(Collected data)
>> Start
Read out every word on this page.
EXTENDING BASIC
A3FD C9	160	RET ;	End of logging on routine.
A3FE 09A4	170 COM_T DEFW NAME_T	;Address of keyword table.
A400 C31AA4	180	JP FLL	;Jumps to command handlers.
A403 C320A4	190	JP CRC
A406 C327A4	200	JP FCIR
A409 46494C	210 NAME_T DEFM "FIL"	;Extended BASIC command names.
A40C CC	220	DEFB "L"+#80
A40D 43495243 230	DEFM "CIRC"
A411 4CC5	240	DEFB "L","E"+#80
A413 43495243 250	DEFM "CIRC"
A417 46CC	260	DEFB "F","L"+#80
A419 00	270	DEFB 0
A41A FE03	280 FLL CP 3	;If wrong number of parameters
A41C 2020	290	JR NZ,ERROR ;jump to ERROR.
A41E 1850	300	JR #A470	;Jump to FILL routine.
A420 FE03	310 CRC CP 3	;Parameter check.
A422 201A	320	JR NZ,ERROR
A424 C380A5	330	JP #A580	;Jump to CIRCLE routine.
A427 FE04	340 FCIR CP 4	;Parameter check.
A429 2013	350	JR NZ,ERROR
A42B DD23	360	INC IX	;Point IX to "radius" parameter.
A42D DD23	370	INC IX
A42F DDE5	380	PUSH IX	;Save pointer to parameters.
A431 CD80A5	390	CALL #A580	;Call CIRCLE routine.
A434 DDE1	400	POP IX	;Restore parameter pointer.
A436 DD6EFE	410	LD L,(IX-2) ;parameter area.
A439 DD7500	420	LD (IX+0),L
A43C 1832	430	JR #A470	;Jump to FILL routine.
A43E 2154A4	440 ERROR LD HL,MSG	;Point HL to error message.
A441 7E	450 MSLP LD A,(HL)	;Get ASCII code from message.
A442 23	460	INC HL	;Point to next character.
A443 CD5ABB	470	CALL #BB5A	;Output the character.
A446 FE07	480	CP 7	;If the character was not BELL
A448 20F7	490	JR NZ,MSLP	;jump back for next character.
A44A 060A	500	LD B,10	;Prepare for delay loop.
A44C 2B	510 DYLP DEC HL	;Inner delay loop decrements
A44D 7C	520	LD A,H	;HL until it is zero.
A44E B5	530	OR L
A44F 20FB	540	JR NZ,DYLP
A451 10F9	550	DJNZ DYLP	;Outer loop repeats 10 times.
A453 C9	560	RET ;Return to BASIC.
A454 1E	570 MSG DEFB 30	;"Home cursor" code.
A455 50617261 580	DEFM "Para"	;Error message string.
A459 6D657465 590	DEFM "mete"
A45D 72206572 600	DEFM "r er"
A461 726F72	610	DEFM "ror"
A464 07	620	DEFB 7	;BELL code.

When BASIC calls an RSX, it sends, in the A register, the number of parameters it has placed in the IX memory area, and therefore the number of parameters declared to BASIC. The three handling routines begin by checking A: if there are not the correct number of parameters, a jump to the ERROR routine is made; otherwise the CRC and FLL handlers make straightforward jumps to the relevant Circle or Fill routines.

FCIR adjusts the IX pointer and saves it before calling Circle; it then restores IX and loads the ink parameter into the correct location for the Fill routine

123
>> End
• [AIM OF THE TASK]
Output the lines above verbatim and in full.

• [TASK RESPONSE]
Read out every word on this page.
EXTENDING BASIC
A3FD C9	160	RET ;	End of logging on routine.
A3FE 09A4	170 COM_T DEFW NAME_T	;Address of keyword table.
A400 C31AA4	180	JP FLL	;Jumps to command handlers.
A403 C320A4	190	JP CRC
A406 C327A4	200	JP FCIR
A409 46494C	210 NAME_T DEFM "FIL"	;Extended BASIC command names.
A40C CC	220	DEFB "L"+#80
A40D 43495243 230	DEFM "CIRC"
A411 4CC5	240	DEFB "L","E"+#80
A413 43495243 250	DEFM "CIRC"
A417 46CC	260	DEFB "F","L"+#80
A419 00	270	DEFB 0
A41A FE03	280 FLL CP 3	;If wrong number of parameters
A41C 2020	290	JR NZ,ERROR ;jump to ERROR.
A41E 1850	300	JR #A470	;Jump to FILL routine.
A420 FE03	310 CRC CP 3	;Parameter check.
A422 201A	320	JR NZ,ERROR
A424 C380A5	330	JP #A580	;Jump to CIRCLE routine.
A427 FE04	340 FCIR CP 4	;Parameter check.
A429 2013	350	JR NZ,ERROR
A42B DD23	360	INC IX	;Point IX to "radius" parameter.
A42D DD23	370	INC IX
A42F DDE5	380	PUSH IX	;Save pointer to parameters.
A431 CD80A5	390	CALL #A580	;Call CIRCLE routine.
A434 DDE1	400	POP IX	;Restore parameter pointer.
A436 DD6EFE	410	LD L,(IX-2) ;parameter area.
A439 DD7500	420	LD (IX+0),L
A43C 1832	430	JR #A470	;Jump to FILL routine.
A43E 2154A4	440 ERROR LD HL,MSG	;Point HL to error message.
A441 7E	450 MSLP LD A,(HL)	;Get ASCII code from message.
A442 23	460	INC HL	;Point to next character.
A443 CD5ABB	470	CALL #BB5A	;Output the character.
A446 FE07	480	CP 7	;If the character was not BELL
A448 20F7	490	JR NZ,MSLP	;jump back for next character.
A44A 060A	500	LD B,10	;Prepare for delay loop.
A44C 2B	510 DYLP DEC HL	;Inner delay loop decrements
A44D 7C	520	LD A,H	;HL until it is zero.
A44E B5	530	OR L
A44F 20FB	540	JR NZ,DYLP
A451 10F9	550	DJNZ DYLP	;Outer loop repeats 10 times.
A453 C9	560	RET ;Return to BASIC.
A454 1E	570 MSG DEFB 30	;"Home cursor" code.
A455 50617261 580	DEFM "Para"	;Error message string.
A459 6D657465 590	DEFM "mete"
A45D 72206572 600	DEFM "r er"
A461 726F72	610	DEFM "ror"
A464 07	620	DEFB 7	;BELL code.

When BASIC calls an RSX, it sends, in the A register, the number of parameters it has placed in the IX memory area, and therefore the number of parameters declared to BASIC. The three handling routines begin by checking A: if there are not the correct number of parameters, a jump to the ERROR routine is made; otherwise the CRC and FLL handlers make straightforward jumps to the relevant Circle or Fill routines.

FCIR adjusts the IX pointer and saves it before calling Circle; it then restores IX and loads the ink parameter into the correct location for the Fill routine

123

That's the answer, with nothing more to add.